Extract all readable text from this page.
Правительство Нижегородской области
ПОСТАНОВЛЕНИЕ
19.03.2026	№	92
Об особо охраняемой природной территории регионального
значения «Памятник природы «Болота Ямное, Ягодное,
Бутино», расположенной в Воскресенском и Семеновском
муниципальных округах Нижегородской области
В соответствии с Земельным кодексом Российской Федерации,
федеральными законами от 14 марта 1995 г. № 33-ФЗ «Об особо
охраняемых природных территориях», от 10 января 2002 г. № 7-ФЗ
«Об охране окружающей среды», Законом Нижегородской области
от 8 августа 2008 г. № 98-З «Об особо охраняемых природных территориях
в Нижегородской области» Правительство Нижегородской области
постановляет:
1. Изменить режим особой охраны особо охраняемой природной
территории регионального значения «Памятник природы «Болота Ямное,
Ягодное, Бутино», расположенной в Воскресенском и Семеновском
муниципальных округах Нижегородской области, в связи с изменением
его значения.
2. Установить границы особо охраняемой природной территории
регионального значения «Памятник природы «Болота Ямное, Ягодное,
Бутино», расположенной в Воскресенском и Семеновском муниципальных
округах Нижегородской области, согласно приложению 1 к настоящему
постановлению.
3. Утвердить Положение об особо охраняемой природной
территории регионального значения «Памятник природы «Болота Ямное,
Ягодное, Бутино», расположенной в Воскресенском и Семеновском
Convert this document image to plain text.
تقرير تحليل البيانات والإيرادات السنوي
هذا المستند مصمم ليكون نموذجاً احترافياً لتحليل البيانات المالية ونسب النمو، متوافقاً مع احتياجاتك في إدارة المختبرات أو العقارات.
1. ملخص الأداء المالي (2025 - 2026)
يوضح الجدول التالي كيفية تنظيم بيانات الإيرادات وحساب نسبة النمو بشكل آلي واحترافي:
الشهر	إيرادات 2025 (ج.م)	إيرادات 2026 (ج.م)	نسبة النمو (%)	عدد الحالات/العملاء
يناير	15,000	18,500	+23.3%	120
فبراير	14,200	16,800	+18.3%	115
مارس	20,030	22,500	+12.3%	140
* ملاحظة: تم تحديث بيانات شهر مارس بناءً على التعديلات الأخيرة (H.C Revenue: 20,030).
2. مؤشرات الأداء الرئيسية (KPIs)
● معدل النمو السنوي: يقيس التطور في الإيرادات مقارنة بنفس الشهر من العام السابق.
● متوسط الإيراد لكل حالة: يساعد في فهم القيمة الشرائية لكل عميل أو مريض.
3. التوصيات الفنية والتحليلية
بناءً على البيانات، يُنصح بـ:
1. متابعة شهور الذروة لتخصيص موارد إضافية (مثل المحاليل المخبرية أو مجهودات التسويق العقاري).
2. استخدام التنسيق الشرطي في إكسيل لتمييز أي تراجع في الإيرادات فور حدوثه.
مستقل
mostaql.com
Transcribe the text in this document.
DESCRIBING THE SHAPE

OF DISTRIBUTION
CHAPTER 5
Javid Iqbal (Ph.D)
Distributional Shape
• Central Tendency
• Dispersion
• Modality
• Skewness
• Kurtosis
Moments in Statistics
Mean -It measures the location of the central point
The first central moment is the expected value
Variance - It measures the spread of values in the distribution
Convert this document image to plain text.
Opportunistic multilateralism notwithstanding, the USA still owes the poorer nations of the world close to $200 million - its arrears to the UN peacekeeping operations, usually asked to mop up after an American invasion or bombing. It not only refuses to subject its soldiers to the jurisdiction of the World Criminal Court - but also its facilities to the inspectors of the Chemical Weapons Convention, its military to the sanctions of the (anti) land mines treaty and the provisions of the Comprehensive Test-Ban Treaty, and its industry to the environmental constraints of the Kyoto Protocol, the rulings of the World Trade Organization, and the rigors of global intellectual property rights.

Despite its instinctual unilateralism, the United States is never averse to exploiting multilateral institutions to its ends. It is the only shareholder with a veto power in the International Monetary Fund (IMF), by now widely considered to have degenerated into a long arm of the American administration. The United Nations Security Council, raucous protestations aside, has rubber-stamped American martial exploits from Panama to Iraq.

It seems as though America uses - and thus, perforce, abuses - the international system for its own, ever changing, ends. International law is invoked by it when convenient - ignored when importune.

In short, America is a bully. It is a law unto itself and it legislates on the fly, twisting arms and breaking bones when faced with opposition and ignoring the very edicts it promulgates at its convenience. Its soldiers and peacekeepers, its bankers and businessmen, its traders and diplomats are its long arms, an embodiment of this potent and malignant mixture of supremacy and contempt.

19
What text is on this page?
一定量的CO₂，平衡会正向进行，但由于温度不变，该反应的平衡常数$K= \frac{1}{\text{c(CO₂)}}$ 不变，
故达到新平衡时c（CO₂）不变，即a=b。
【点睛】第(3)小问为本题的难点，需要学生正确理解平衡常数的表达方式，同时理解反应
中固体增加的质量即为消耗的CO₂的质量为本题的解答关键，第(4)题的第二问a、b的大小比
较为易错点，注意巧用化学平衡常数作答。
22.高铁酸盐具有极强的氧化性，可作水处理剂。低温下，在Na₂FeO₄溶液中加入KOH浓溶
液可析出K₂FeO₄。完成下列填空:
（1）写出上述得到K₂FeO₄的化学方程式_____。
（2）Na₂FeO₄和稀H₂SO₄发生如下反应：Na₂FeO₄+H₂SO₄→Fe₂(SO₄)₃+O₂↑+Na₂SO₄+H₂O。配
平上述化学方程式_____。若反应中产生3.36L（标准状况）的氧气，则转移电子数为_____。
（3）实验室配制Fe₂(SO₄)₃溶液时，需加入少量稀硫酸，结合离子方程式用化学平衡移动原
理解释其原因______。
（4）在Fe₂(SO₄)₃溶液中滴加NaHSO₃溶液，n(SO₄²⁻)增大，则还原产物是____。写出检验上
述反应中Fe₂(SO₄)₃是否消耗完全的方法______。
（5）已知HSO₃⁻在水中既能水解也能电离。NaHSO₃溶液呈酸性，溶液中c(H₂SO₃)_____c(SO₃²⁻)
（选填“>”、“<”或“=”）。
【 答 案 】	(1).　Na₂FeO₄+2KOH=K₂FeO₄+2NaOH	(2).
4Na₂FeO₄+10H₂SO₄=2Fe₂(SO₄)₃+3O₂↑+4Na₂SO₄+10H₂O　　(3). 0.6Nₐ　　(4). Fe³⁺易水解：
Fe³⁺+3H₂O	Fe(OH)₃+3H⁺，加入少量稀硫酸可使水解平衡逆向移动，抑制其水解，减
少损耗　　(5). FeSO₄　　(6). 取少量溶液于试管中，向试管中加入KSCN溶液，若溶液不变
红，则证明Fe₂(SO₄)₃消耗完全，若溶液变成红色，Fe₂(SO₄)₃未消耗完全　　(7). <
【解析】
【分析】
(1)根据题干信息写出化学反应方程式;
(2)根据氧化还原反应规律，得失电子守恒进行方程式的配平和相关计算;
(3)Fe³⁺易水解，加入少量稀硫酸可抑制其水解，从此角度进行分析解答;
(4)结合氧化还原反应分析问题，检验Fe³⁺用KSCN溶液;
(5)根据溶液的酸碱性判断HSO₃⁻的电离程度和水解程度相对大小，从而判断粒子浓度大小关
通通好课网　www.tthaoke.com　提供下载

******************************

=== Stated goal ===
Using the material above, print every entry exactly as written.

=== Result of the exercise ===
Extract all readable text from this page.
Правительство Нижегородской области
ПОСТАНОВЛЕНИЕ
19.03.2026	№	92
Об особо охраняемой природной территории регионального
значения «Памятник природы «Болота Ямное, Ягодное,
Бутино», расположенной в Воскресенском и Семеновском
муниципальных округах Нижегородской области
В соответствии с Земельным кодексом Российской Федерации,
федеральными законами от 14 марта 1995 г. № 33-ФЗ «Об особо
охраняемых природных территориях», от 10 января 2002 г. № 7-ФЗ
«Об охране окружающей среды», Законом Нижегородской области
от 8 августа 2008 г. № 98-З «Об особо охраняемых природных территориях
в Нижегородской области» Правительство Нижегородской области
постановляет:
1. Изменить режим особой охраны особо охраняемой природной
территории регионального значения «Памятник природы «Болота Ямное,
Ягодное, Бутино», расположенной в Воскресенском и Семеновском
муниципальных округах Нижегородской области, в связи с изменением
его значения.
2. Установить границы особо охраняемой природной территории
регионального значения «Памятник природы «Болота Ямное, Ягодное,
Бутино», расположенной в Воскресенском и Семеновском муниципальных
округах Нижегородской области, согласно приложению 1 к настоящему
постановлению.
3. Утвердить Положение об особо охраняемой природной
территории регионального значения «Памятник природы «Болота Ямное,
Ягодное, Бутино», расположенной в Воскресенском и Семеновском
Convert this document image to plain text.
تقرير تحليل البيانات والإيرادات السنوي
هذا المستند مصمم ليكون نموذجاً احترافياً لتحليل البيانات المالية ونسب النمو، متوافقاً مع احتياجاتك في إدارة المختبرات أو العقارات.
1. ملخص الأداء المالي (2025 - 2026)
يوضح الجدول التالي كيفية تنظيم بيانات الإيرادات وحساب نسبة النمو بشكل آلي واحترافي:
الشهر	إيرادات 2025 (ج.م)	إيرادات 2026 (ج.م)	نسبة النمو (%)	عدد الحالات/العملاء
يناير	15,000	18,500	+23.3%	120
فبراير	14,200	16,800	+18.3%	115
مارس	20,030	22,500	+12.3%	140
* ملاحظة: تم تحديث بيانات شهر مارس بناءً على التعديلات الأخيرة (H.C Revenue: 20,030).
2. مؤشرات الأداء الرئيسية (KPIs)
● معدل النمو السنوي: يقيس التطور في الإيرادات مقارنة بنفس الشهر من العام السابق.
● متوسط الإيراد لكل حالة: يساعد في فهم القيمة الشرائية لكل عميل أو مريض.
3. التوصيات الفنية والتحليلية
بناءً على البيانات، يُنصح بـ:
1. متابعة شهور الذروة لتخصيص موارد إضافية (مثل المحاليل المخبرية أو مجهودات التسويق العقاري).
2. استخدام التنسيق الشرطي في إكسيل لتمييز أي تراجع في الإيرادات فور حدوثه.
مستقل
mostaql.com
Transcribe the text in this document.
DESCRIBING THE SHAPE

OF DISTRIBUTION
CHAPTER 5
Javid Iqbal (Ph.D)
Distributional Shape
• Central Tendency
• Dispersion
• Modality
• Skewness
• Kurtosis
Moments in Statistics
Mean -It measures the location of the central point
The first central moment is the expected value
Variance - It measures the spread of values in the distribution
Convert this document image to plain text.
Opportunistic multilateralism notwithstanding, the USA still owes the poorer nations of the world close to $200 million - its arrears to the UN peacekeeping operations, usually asked to mop up after an American invasion or bombing. It not only refuses to subject its soldiers to the jurisdiction of the World Criminal Court - but also its facilities to the inspectors of the Chemical Weapons Convention, its military to the sanctions of the (anti) land mines treaty and the provisions of the Comprehensive Test-Ban Treaty, and its industry to the environmental constraints of the Kyoto Protocol, the rulings of the World Trade Organization, and the rigors of global intellectual property rights.

Despite its instinctual unilateralism, the United States is never averse to exploiting multilateral institutions to its ends. It is the only shareholder with a veto power in the International Monetary Fund (IMF), by now widely considered to have degenerated into a long arm of the American administration. The United Nations Security Council, raucous protestations aside, has rubber-stamped American martial exploits from Panama to Iraq.

It seems as though America uses - and thus, perforce, abuses - the international system for its own, ever changing, ends. International law is invoked by it when convenient - ignored when importune.

In short, America is a bully. It is a law unto itself and it legislates on the fly, twisting arms and breaking bones when faced with opposition and ignoring the very edicts it promulgates at its convenience. Its soldiers and peacekeepers, its bankers and businessmen, its traders and diplomats are its long arms, an embodiment of this potent and malignant mixture of supremacy and contempt.

19
What text is on this page?
一定量的CO₂，平衡会正向进行，但由于温度不变，该反应的平衡常数$K= \frac{1}{\text{c(CO₂)}}$ 不变，
故达到新平衡时c（CO₂）不变，即a=b。
【点睛】第(3)小问为本题的难点，需要学生正确理解平衡常数的表达方式，同时理解反应
中固体增加的质量即为消耗的CO₂的质量为本题的解答关键，第(4)题的第二问a、b的大小比
较为易错点，注意巧用化学平衡常数作答。
22.高铁酸盐具有极强的氧化性，可作水处理剂。低温下，在Na₂FeO₄溶液中加入KOH浓溶
液可析出K₂FeO₄。完成下列填空:
（1）写出上述得到K₂FeO₄的化学方程式_____。
（2）Na₂FeO₄和稀H₂SO₄发生如下反应：Na₂FeO₄+H₂SO₄→Fe₂(SO₄)₃+O₂↑+Na₂SO₄+H₂O。配
平上述化学方程式_____。若反应中产生3.36L（标准状况）的氧气，则转移电子数为_____。
（3）实验室配制Fe₂(SO₄)₃溶液时，需加入少量稀硫酸，结合离子方程式用化学平衡移动原
理解释其原因______。
（4）在Fe₂(SO₄)₃溶液中滴加NaHSO₃溶液，n(SO₄²⁻)增大，则还原产物是____。写出检验上
述反应中Fe₂(SO₄)₃是否消耗完全的方法______。
（5）已知HSO₃⁻在水中既能水解也能电离。NaHSO₃溶液呈酸性，溶液中c(H₂SO₃)_____c(SO₃²⁻)
（选填“>”、“<”或“=”）。
【 答 案 】	(1).　Na₂FeO₄+2KOH=K₂FeO₄+2NaOH	(2).
4Na₂FeO₄+10H₂SO₄=2Fe₂(SO₄)₃+3O₂↑+4Na₂SO₄+10H₂O　　(3). 0.6Nₐ　　(4). Fe³⁺易水解：
Fe³⁺+3H₂O	Fe(OH)₃+3H⁺，加入少量稀硫酸可使水解平衡逆向移动，抑制其水解，减
少损耗　　(5). FeSO₄　　(6). 取少量溶液于试管中，向试管中加入KSCN溶液，若溶液不变
红，则证明Fe₂(SO₄)₃消耗完全，若溶液变成红色，Fe₂(SO₄)₃未消耗完全　　(7). <
【解析】
【分析】
(1)根据题干信息写出化学反应方程式;
(2)根据氧化还原反应规律，得失电子守恒进行方程式的配平和相关计算;
(3)Fe³⁺易水解，加入少量稀硫酸可抑制其水解，从此角度进行分析解答;
(4)结合氧化还原反应分析问题，检验Fe³⁺用KSCN溶液;
(5)根据溶液的酸碱性判断HSO₃⁻的电离程度和水解程度相对大小，从而判断粒子浓度大小关
通通好课网　www.tthaoke.com　提供下载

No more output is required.